───── Dataset entries

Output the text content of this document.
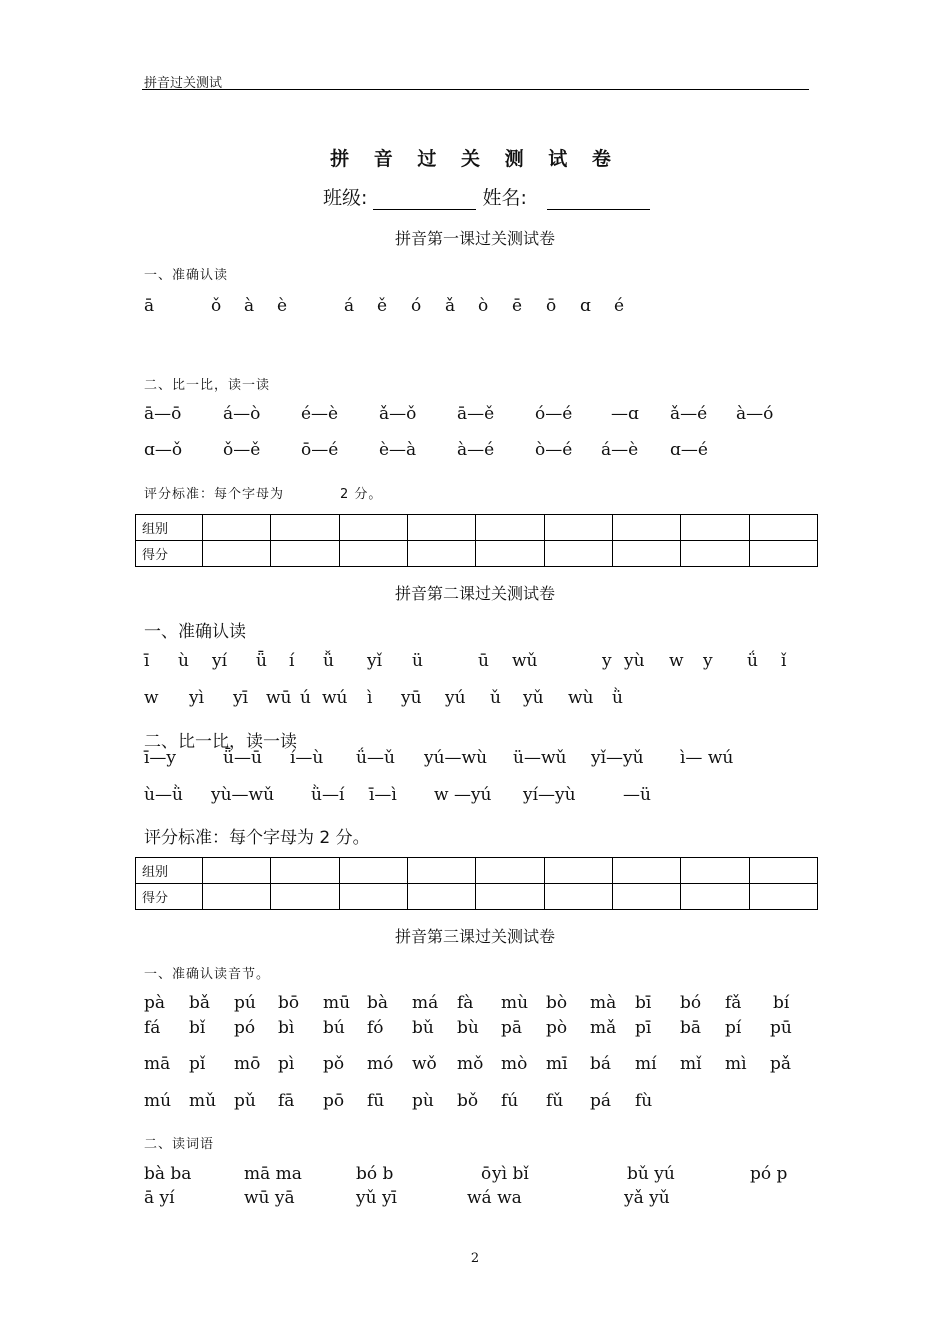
拼音过关测试
拼 音 过 关 测 试 卷
班级:	姓名:
拼音第一课过关测试卷
一、准确认读
ā	ǒ à è	á ě ó ǎ ò ē ō ɑ é
二、比一比，读一读
ā—ō á—ò é—è ǎ—ǒ ā—ě ó—é —ɑ ǎ—é à—ó
ɑ—ǒ ǒ—ě ō—é è—à à—é ò—é á—è ɑ—é
评分标准：每个字母为	2 分。
组别									
得分									
拼音第二课过关测试卷
一、准确认读
ī ù yí ǖ í ǚ yǐ ü	ū wǔ	y yù w y ǘ ǐ
w yì yī wū ú wú ì yū yú ǔ yǔ wù ǜ
二、比一比，读一读
ī—y	ǖ—ū í—ù ǘ—ǔ yú—wù ü—wǔ yǐ—yǔ ì— wú
ù—ǜ yù—wǔ ǜ—í ī—ì w —yú yí—yù	—ü
评分标准：每个字母为 2 分。
组别									
得分									
拼音第三课过关测试卷
一、准确认读音节。
pà bǎ pú bō mū bà má fà mù bò mà bī bó fǎ bí
fá bǐ pó bì bú fó bǔ bù pā pò mǎ pī bā pí pū
mā pǐ mō pì pǒ mó wǒ mǒ mò mī bá mí mǐ mì pǎ
mú mǔ pǔ fā pō fū pù bǒ fú fǔ pá fù
二、读词语
bà ba	mā ma	bó b	ō yì bǐ	bǔ yú	pó p
ā yí	wū yā	yǔ yī	wá wa	yǎ yǔ
2
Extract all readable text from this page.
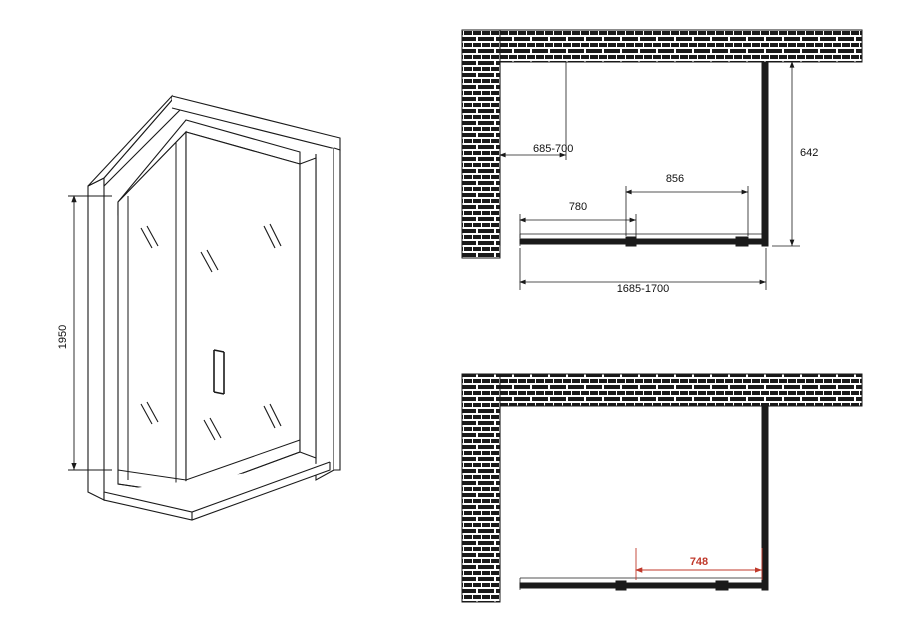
1950
685-700	642
856
780
1685-1700
748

──────────

**Description of the task:**
Every line should be retyped exactly, with the pictures omitted.

**The result:**
Output the text content of this document.
拼音过关测试
拼 音 过 关 测 试 卷
班级:	姓名:
拼音第一课过关测试卷
一、准确认读
ā	ǒ à è	á ě ó ǎ ò ē ō ɑ é
二、比一比，读一读
ā—ō á—ò é—è ǎ—ǒ ā—ě ó—é —ɑ ǎ—é à—ó
ɑ—ǒ ǒ—ě ō—é è—à à—é ò—é á—è ɑ—é
评分标准：每个字母为	2 分。
组别									
得分									
拼音第二课过关测试卷
一、准确认读
ī ù yí ǖ í ǚ yǐ ü	ū wǔ	y yù w y ǘ ǐ
w yì yī wū ú wú ì yū yú ǔ yǔ wù ǜ
二、比一比，读一读
ī—y	ǖ—ū í—ù ǘ—ǔ yú—wù ü—wǔ yǐ—yǔ ì— wú
ù—ǜ yù—wǔ ǜ—í ī—ì w —yú yí—yù	—ü
评分标准：每个字母为 2 分。
组别									
得分									
拼音第三课过关测试卷
一、准确认读音节。
pà bǎ pú bō mū bà má fà mù bò mà bī bó fǎ bí
fá bǐ pó bì bú fó bǔ bù pā pò mǎ pī bā pí pū
mā pǐ mō pì pǒ mó wǒ mǒ mò mī bá mí mǐ mì pǎ
mú mǔ pǔ fā pō fū pù bǒ fú fǔ pá fù
二、读词语
bà ba	mā ma	bó b	ō yì bǐ	bǔ yú	pó p
ā yí	wū yā	yǔ yī	wá wa	yǎ yǔ
2
Extract all readable text from this page.
1950
685-700	642
856
780
1685-1700
748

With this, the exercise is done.